:: Task input
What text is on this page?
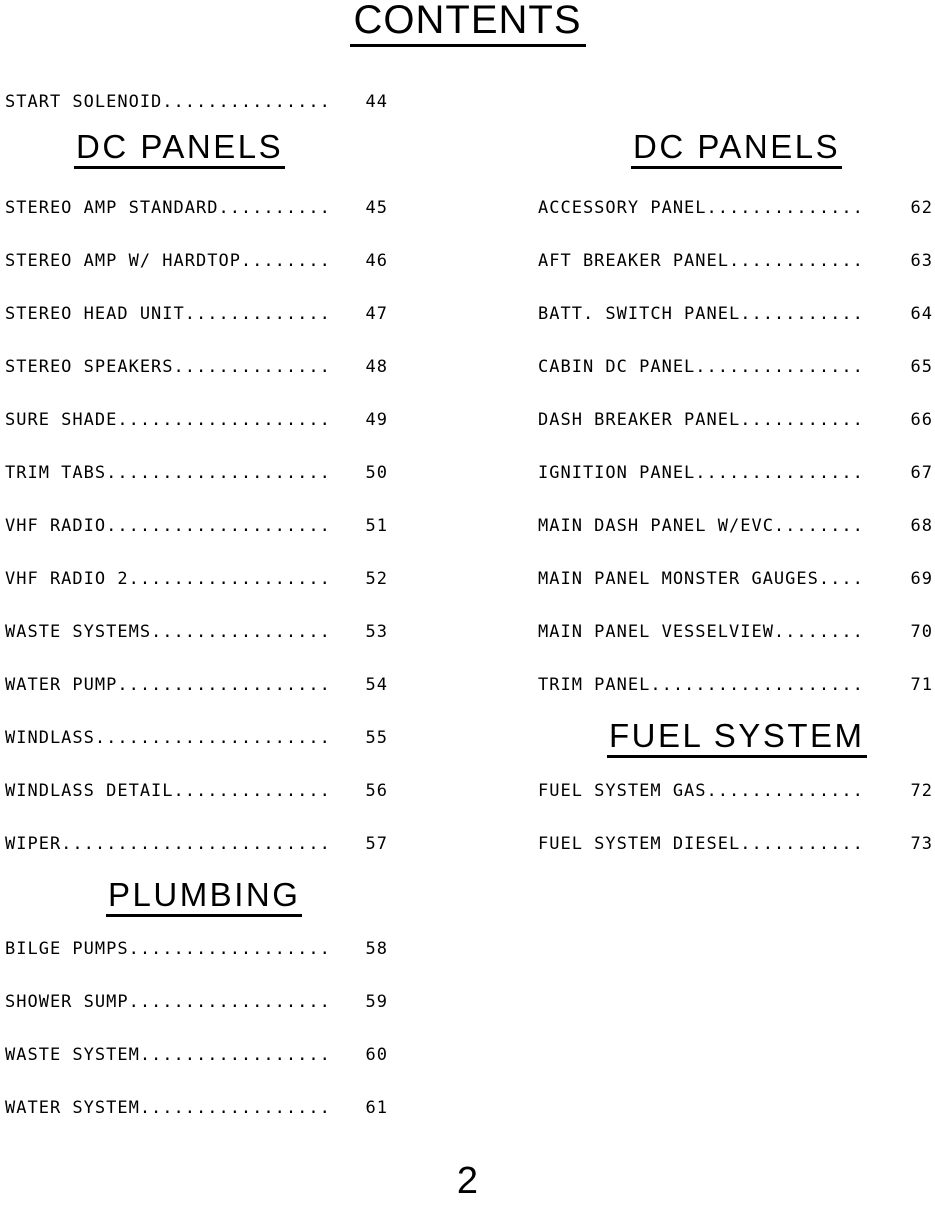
CONTENTS
START SOLENOID............... 44
DC PANELS
STEREO AMP STANDARD.......... 45
STEREO AMP W/ HARDTOP........ 46
STEREO HEAD UNIT............. 47
STEREO SPEAKERS.............. 48
SURE SHADE................... 49
TRIM TABS.................... 50
VHF RADIO.................... 51
VHF RADIO 2.................. 52
WASTE SYSTEMS................ 53
WATER PUMP................... 54
WINDLASS..................... 55
WINDLASS DETAIL.............. 56
WIPER........................ 57
PLUMBING
BILGE PUMPS.................. 58
SHOWER SUMP.................. 59
WASTE SYSTEM................. 60
WATER SYSTEM................. 61
DC PANELS
ACCESSORY PANEL..............	62
AFT BREAKER PANEL............	63
BATT. SWITCH PANEL...........	64
CABIN DC PANEL...............	65
DASH BREAKER PANEL...........	66
IGNITION PANEL...............	67
MAIN DASH PANEL W/EVC........	68
MAIN PANEL MONSTER GAUGES....	69
MAIN PANEL VESSELVIEW........	70
TRIM PANEL...................	71
FUEL SYSTEM
FUEL SYSTEM GAS..............	72
FUEL SYSTEM DIESEL...........	73
2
::::
Work to do: Reproduce the whole listing exactly, but not the images in it.

Full response:
What text is on this page?
CONTENTS
START SOLENOID............... 44
DC PANELS
STEREO AMP STANDARD.......... 45
STEREO AMP W/ HARDTOP........ 46
STEREO HEAD UNIT............. 47
STEREO SPEAKERS.............. 48
SURE SHADE................... 49
TRIM TABS.................... 50
VHF RADIO.................... 51
VHF RADIO 2.................. 52
WASTE SYSTEMS................ 53
WATER PUMP................... 54
WINDLASS..................... 55
WINDLASS DETAIL.............. 56
WIPER........................ 57
PLUMBING
BILGE PUMPS.................. 58
SHOWER SUMP.................. 59
WASTE SYSTEM................. 60
WATER SYSTEM................. 61
DC PANELS
ACCESSORY PANEL..............	62
AFT BREAKER PANEL............	63
BATT. SWITCH PANEL...........	64
CABIN DC PANEL...............	65
DASH BREAKER PANEL...........	66
IGNITION PANEL...............	67
MAIN DASH PANEL W/EVC........	68
MAIN PANEL MONSTER GAUGES....	69
MAIN PANEL VESSELVIEW........	70
TRIM PANEL...................	71
FUEL SYSTEM
FUEL SYSTEM GAS..............	72
FUEL SYSTEM DIESEL...........	73
2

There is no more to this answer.